>>>
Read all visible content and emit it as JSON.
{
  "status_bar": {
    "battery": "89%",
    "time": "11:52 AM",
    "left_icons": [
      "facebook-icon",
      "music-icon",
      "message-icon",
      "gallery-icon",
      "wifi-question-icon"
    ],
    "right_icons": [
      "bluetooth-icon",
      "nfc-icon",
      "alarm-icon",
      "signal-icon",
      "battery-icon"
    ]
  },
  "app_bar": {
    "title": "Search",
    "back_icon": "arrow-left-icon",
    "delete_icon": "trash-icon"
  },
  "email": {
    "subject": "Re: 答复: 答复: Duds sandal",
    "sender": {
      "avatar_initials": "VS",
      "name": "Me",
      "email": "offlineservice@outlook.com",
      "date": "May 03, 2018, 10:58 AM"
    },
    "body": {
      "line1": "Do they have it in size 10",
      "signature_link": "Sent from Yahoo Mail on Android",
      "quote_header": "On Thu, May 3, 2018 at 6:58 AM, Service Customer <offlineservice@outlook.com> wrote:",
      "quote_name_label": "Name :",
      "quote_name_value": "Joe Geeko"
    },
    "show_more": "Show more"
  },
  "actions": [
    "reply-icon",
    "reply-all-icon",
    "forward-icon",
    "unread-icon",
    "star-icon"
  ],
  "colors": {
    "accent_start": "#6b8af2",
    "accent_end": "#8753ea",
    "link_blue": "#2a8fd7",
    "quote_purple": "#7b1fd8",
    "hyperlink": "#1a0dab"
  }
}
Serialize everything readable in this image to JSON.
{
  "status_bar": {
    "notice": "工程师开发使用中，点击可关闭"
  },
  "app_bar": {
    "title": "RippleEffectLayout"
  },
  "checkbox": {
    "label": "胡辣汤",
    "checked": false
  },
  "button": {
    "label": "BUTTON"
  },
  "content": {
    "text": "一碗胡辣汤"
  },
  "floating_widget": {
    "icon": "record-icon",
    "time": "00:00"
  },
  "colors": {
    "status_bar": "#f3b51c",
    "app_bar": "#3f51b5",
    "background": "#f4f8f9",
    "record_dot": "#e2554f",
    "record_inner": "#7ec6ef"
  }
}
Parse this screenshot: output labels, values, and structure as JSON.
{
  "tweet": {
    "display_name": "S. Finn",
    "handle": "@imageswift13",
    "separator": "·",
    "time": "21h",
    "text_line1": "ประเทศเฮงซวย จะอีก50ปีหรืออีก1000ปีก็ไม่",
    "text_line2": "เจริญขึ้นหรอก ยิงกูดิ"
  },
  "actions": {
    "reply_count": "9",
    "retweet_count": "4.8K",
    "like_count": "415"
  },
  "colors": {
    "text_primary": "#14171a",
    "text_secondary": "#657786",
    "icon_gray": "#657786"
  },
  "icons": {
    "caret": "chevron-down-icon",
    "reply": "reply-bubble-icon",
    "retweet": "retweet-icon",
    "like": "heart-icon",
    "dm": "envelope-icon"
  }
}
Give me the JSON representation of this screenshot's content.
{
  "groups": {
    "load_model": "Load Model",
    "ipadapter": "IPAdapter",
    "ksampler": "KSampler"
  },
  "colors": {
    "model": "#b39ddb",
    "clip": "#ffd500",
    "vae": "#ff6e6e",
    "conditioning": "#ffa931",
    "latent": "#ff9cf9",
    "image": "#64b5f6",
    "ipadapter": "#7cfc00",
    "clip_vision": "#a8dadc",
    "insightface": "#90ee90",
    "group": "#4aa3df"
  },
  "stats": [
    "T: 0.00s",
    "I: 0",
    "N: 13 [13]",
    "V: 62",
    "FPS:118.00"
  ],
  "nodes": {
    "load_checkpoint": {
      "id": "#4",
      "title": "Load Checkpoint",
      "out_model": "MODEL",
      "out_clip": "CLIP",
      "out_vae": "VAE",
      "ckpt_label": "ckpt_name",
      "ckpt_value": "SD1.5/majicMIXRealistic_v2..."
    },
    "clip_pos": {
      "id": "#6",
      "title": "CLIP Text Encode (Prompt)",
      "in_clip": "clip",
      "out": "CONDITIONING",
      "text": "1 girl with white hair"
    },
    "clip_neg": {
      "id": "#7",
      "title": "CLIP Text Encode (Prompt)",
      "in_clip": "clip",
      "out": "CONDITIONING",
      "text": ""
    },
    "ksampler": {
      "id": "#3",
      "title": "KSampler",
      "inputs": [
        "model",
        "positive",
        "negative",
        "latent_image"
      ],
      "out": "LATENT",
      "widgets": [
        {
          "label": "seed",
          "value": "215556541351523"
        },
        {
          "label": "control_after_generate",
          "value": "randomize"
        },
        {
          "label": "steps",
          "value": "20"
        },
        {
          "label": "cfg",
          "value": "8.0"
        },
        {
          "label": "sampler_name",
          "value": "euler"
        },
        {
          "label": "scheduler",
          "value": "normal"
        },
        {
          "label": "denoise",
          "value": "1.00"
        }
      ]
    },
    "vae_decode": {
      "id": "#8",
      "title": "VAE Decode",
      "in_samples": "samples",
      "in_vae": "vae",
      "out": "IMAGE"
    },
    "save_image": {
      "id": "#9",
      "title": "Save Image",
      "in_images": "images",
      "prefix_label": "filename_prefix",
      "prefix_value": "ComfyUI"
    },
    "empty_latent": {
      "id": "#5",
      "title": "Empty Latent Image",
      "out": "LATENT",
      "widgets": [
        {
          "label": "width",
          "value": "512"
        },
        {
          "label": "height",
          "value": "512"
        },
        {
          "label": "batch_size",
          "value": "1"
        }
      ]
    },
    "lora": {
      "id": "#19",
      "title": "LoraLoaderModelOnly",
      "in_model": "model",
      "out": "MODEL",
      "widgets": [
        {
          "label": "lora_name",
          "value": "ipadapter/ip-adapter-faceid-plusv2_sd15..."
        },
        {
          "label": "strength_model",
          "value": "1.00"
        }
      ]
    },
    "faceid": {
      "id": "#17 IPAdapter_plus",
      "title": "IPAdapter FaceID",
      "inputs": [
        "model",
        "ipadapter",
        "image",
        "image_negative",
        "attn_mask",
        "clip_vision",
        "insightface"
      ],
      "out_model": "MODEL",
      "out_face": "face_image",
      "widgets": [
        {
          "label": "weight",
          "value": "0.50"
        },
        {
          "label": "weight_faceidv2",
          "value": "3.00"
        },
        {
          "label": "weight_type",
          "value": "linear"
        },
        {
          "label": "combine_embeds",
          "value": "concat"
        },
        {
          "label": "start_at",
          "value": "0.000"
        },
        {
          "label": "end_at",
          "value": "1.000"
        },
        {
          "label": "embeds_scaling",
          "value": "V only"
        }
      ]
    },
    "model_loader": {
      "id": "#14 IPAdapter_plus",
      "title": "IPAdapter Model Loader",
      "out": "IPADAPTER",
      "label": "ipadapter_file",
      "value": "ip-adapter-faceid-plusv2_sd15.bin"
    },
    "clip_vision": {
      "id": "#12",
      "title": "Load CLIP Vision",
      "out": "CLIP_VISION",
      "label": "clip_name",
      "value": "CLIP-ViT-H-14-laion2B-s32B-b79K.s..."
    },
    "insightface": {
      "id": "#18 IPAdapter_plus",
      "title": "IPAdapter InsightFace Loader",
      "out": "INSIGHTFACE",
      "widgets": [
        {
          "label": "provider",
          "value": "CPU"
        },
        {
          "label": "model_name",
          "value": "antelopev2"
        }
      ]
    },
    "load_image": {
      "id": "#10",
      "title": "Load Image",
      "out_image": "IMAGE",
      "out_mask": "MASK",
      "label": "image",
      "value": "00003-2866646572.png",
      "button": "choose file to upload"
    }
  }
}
<<<
- Exercise prompt -
Check every line of the entries above for the word "email" and report how many lines contain it, giving the number only.

- Correct response -
2